→ **WORK TO COMPLETE**:
Report the number of lines that include "screenshot", with no additional text.

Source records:

■ ■ ■

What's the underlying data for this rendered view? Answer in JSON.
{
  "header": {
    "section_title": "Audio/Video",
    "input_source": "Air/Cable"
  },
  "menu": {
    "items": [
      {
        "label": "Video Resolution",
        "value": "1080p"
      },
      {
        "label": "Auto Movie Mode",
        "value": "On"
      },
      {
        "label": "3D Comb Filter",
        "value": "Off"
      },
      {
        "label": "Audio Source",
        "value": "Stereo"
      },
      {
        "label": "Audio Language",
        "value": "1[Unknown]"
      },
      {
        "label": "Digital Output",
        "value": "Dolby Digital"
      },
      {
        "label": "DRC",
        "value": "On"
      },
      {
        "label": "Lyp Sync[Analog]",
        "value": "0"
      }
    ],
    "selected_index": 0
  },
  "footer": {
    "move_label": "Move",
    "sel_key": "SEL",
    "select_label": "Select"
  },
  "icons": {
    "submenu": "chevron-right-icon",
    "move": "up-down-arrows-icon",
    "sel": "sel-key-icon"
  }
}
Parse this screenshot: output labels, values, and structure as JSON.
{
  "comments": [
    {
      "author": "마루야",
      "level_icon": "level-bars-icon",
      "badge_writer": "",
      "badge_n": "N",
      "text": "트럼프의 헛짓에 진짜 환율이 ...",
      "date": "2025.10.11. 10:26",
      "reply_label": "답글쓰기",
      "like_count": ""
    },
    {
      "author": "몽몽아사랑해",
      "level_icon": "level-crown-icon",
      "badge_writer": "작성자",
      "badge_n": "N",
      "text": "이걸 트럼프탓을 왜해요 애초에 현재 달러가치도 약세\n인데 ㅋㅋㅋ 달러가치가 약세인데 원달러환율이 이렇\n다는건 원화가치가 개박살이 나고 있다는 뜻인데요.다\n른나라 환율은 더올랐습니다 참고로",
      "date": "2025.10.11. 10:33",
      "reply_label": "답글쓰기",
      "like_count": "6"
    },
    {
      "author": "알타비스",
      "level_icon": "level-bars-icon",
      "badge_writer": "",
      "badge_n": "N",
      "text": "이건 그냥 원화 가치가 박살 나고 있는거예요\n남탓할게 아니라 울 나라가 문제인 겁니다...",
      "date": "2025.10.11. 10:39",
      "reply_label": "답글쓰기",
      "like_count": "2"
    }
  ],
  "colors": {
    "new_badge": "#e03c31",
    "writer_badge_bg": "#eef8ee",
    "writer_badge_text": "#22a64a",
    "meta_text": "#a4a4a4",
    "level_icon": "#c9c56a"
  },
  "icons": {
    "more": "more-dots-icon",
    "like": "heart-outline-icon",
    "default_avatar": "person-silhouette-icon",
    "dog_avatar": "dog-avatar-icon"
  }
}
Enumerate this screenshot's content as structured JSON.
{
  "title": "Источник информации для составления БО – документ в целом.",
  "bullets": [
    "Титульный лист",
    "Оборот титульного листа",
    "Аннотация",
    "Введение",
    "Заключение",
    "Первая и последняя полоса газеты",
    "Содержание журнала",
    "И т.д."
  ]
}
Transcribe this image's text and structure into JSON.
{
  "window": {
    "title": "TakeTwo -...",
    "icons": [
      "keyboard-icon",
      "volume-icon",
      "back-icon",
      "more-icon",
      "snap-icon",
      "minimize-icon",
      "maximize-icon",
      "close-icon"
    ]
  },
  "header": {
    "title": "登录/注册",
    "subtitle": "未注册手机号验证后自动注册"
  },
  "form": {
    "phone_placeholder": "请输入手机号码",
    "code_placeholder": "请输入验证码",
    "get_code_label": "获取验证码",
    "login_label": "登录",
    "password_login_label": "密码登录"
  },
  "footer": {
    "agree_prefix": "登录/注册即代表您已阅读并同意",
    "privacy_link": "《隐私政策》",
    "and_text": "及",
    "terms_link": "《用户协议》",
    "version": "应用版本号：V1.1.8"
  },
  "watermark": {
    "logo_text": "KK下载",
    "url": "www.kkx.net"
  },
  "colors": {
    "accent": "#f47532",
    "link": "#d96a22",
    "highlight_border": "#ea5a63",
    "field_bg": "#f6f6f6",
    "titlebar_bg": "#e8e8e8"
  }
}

■ ■ ■

→ **TASK RESPONSE**:
2